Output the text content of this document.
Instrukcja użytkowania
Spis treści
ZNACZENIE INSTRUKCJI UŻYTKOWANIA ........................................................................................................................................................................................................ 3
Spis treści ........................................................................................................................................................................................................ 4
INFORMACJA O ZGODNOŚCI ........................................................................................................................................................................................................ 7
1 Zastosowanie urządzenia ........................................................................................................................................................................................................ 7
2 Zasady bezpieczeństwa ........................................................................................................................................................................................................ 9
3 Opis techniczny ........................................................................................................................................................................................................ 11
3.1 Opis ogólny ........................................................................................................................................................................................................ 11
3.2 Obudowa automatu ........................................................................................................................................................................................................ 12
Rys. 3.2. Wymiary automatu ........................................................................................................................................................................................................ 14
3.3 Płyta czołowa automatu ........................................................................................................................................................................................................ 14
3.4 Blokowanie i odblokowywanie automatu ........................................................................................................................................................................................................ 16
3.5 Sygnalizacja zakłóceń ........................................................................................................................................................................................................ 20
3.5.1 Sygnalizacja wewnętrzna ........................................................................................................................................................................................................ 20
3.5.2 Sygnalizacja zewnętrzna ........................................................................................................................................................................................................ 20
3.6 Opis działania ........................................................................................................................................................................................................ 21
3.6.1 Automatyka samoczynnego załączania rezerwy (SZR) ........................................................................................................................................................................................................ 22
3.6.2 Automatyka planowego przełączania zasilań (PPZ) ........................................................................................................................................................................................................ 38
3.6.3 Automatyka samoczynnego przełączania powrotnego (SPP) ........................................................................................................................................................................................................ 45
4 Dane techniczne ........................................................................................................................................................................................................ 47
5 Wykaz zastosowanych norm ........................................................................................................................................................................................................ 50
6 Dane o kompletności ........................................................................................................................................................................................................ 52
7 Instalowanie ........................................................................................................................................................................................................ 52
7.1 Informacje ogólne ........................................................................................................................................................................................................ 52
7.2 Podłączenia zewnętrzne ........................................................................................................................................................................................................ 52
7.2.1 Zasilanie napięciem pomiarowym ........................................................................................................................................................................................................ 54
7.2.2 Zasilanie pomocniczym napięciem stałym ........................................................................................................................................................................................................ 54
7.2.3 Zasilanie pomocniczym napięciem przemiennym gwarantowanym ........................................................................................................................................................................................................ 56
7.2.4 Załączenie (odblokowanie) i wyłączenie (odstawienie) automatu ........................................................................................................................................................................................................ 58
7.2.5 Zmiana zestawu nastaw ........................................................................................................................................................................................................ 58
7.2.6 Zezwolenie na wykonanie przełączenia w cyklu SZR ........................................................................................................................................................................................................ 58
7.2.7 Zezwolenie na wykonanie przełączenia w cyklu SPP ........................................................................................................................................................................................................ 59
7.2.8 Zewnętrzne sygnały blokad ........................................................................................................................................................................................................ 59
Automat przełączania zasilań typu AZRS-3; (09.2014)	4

OBJECTIVE
Reproduce the material in full, with no word added or dropped.

RESULT OF THE EXERCISE
Output the text content of this document.
Instrukcja użytkowania
Spis treści
ZNACZENIE INSTRUKCJI UŻYTKOWANIA ........................................................................................................................................................................................................ 3
Spis treści ........................................................................................................................................................................................................ 4
INFORMACJA O ZGODNOŚCI ........................................................................................................................................................................................................ 7
1 Zastosowanie urządzenia ........................................................................................................................................................................................................ 7
2 Zasady bezpieczeństwa ........................................................................................................................................................................................................ 9
3 Opis techniczny ........................................................................................................................................................................................................ 11
3.1 Opis ogólny ........................................................................................................................................................................................................ 11
3.2 Obudowa automatu ........................................................................................................................................................................................................ 12
Rys. 3.2. Wymiary automatu ........................................................................................................................................................................................................ 14
3.3 Płyta czołowa automatu ........................................................................................................................................................................................................ 14
3.4 Blokowanie i odblokowywanie automatu ........................................................................................................................................................................................................ 16
3.5 Sygnalizacja zakłóceń ........................................................................................................................................................................................................ 20
3.5.1 Sygnalizacja wewnętrzna ........................................................................................................................................................................................................ 20
3.5.2 Sygnalizacja zewnętrzna ........................................................................................................................................................................................................ 20
3.6 Opis działania ........................................................................................................................................................................................................ 21
3.6.1 Automatyka samoczynnego załączania rezerwy (SZR) ........................................................................................................................................................................................................ 22
3.6.2 Automatyka planowego przełączania zasilań (PPZ) ........................................................................................................................................................................................................ 38
3.6.3 Automatyka samoczynnego przełączania powrotnego (SPP) ........................................................................................................................................................................................................ 45
4 Dane techniczne ........................................................................................................................................................................................................ 47
5 Wykaz zastosowanych norm ........................................................................................................................................................................................................ 50
6 Dane o kompletności ........................................................................................................................................................................................................ 52
7 Instalowanie ........................................................................................................................................................................................................ 52
7.1 Informacje ogólne ........................................................................................................................................................................................................ 52
7.2 Podłączenia zewnętrzne ........................................................................................................................................................................................................ 52
7.2.1 Zasilanie napięciem pomiarowym ........................................................................................................................................................................................................ 54
7.2.2 Zasilanie pomocniczym napięciem stałym ........................................................................................................................................................................................................ 54
7.2.3 Zasilanie pomocniczym napięciem przemiennym gwarantowanym ........................................................................................................................................................................................................ 56
7.2.4 Załączenie (odblokowanie) i wyłączenie (odstawienie) automatu ........................................................................................................................................................................................................ 58
7.2.5 Zmiana zestawu nastaw ........................................................................................................................................................................................................ 58
7.2.6 Zezwolenie na wykonanie przełączenia w cyklu SZR ........................................................................................................................................................................................................ 58
7.2.7 Zezwolenie na wykonanie przełączenia w cyklu SPP ........................................................................................................................................................................................................ 59
7.2.8 Zewnętrzne sygnały blokad ........................................................................................................................................................................................................ 59
Automat przełączania zasilań typu AZRS-3; (09.2014)	4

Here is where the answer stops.